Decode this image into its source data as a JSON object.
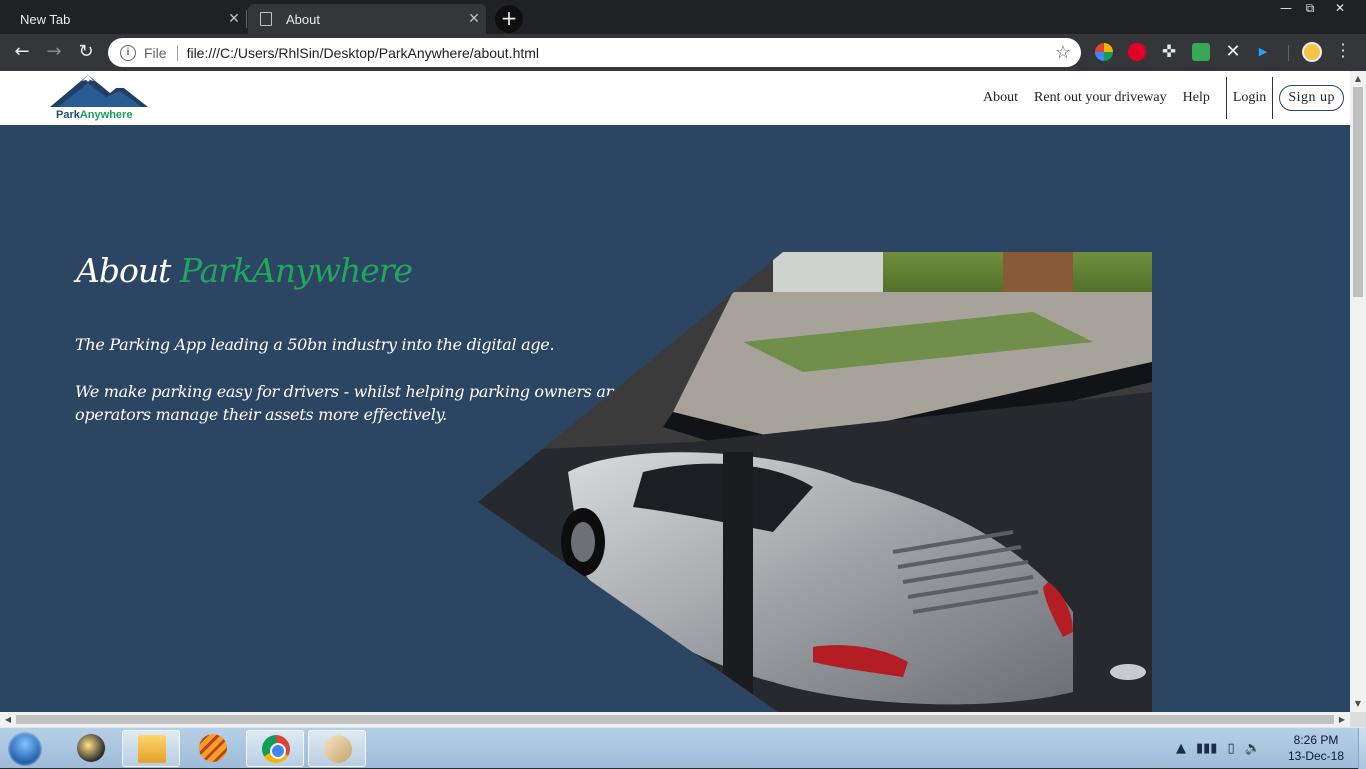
{
  "browser": {
    "tabs": [
      {
        "label": "New Tab",
        "active": false
      },
      {
        "label": "About",
        "active": true
      }
    ],
    "address": {
      "scheme_label": "File",
      "url": "file:///C:/Users/RhlSin/Desktop/ParkAnywhere/about.html"
    },
    "window_controls": {
      "minimize": "—",
      "maximize": "⧉",
      "close": "✕"
    },
    "extensions": [
      "google-drive-icon",
      "adblock-icon",
      "puzzle-icon",
      "mail-check-icon",
      "x-extension-icon",
      "play-extension-icon"
    ]
  },
  "site": {
    "logo": {
      "text_part1": "Park",
      "text_part2": "Anywhere"
    },
    "nav": {
      "about": "About",
      "rent": "Rent out your driveway",
      "help": "Help",
      "login": "Login",
      "signup": "Sign up"
    },
    "hero": {
      "title_prefix": "About",
      "title_brand": "ParkAnywhere",
      "tagline": "The Parking App leading a 50bn industry into the digital age.",
      "description": "We make parking easy for drivers - whilst helping parking owners and operators manage their assets more effectively."
    },
    "colors": {
      "background": "#2c4563",
      "brand_green": "#1fa75e",
      "header_bg": "#ffffff"
    }
  },
  "taskbar": {
    "apps": [
      "start-orb",
      "bee-app-icon",
      "file-explorer-icon",
      "striped-app-icon",
      "chrome-icon",
      "paint-icon"
    ],
    "clock": {
      "time": "8:26 PM",
      "date": "13-Dec-18"
    }
  }
}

*Goal*:
Reproduce every record above exactly, but leave out the pictures.

*The reply*:
Decode this image into its source data as a JSON object.
{
  "browser": {
    "tabs": [
      {
        "label": "New Tab",
        "active": false
      },
      {
        "label": "About",
        "active": true
      }
    ],
    "address": {
      "scheme_label": "File",
      "url": "file:///C:/Users/RhlSin/Desktop/ParkAnywhere/about.html"
    },
    "window_controls": {
      "minimize": "—",
      "maximize": "⧉",
      "close": "✕"
    },
    "extensions": [
      "google-drive-icon",
      "adblock-icon",
      "puzzle-icon",
      "mail-check-icon",
      "x-extension-icon",
      "play-extension-icon"
    ]
  },
  "site": {
    "logo": {
      "text_part1": "Park",
      "text_part2": "Anywhere"
    },
    "nav": {
      "about": "About",
      "rent": "Rent out your driveway",
      "help": "Help",
      "login": "Login",
      "signup": "Sign up"
    },
    "hero": {
      "title_prefix": "About",
      "title_brand": "ParkAnywhere",
      "tagline": "The Parking App leading a 50bn industry into the digital age.",
      "description": "We make parking easy for drivers - whilst helping parking owners and operators manage their assets more effectively."
    },
    "colors": {
      "background": "#2c4563",
      "brand_green": "#1fa75e",
      "header_bg": "#ffffff"
    }
  },
  "taskbar": {
    "apps": [
      "start-orb",
      "bee-app-icon",
      "file-explorer-icon",
      "striped-app-icon",
      "chrome-icon",
      "paint-icon"
    ],
    "clock": {
      "time": "8:26 PM",
      "date": "13-Dec-18"
    }
  }
}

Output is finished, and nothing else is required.